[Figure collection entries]
----------
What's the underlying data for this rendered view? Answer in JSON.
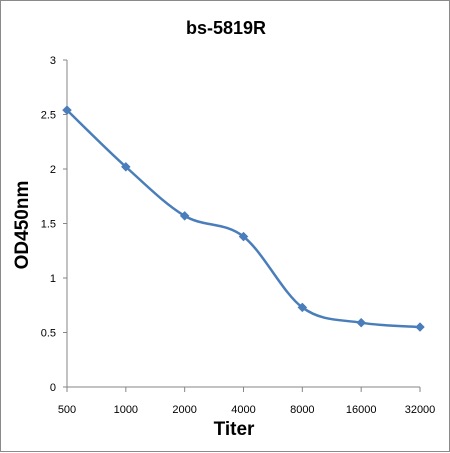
{
  "chart_data": {
    "type": "line",
    "title": "bs-5819R",
    "xlabel": "Titer",
    "ylabel": "OD450nm",
    "categories": [
      "500",
      "1000",
      "2000",
      "4000",
      "8000",
      "16000",
      "32000"
    ],
    "series": [
      {
        "values": [
          2.54,
          2.02,
          1.57,
          1.38,
          0.73,
          0.59,
          0.55
        ]
      }
    ],
    "ylim": [
      0,
      3
    ],
    "yticks": [
      "0",
      "0.5",
      "1",
      "1.5",
      "2",
      "2.5",
      "3"
    ],
    "grid": false,
    "smooth": true,
    "marker": "diamond",
    "line_color": "#4a7ebb"
  }
}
----------
SHORT PROBLEM:
Quote the records in full and exactly; skip any image.

FINAL RESULT:
What's the underlying data for this rendered view? Answer in JSON.
{
  "chart_data": {
    "type": "line",
    "title": "bs-5819R",
    "xlabel": "Titer",
    "ylabel": "OD450nm",
    "categories": [
      "500",
      "1000",
      "2000",
      "4000",
      "8000",
      "16000",
      "32000"
    ],
    "series": [
      {
        "values": [
          2.54,
          2.02,
          1.57,
          1.38,
          0.73,
          0.59,
          0.55
        ]
      }
    ],
    "ylim": [
      0,
      3
    ],
    "yticks": [
      "0",
      "0.5",
      "1",
      "1.5",
      "2",
      "2.5",
      "3"
    ],
    "grid": false,
    "smooth": true,
    "marker": "diamond",
    "line_color": "#4a7ebb"
  }
}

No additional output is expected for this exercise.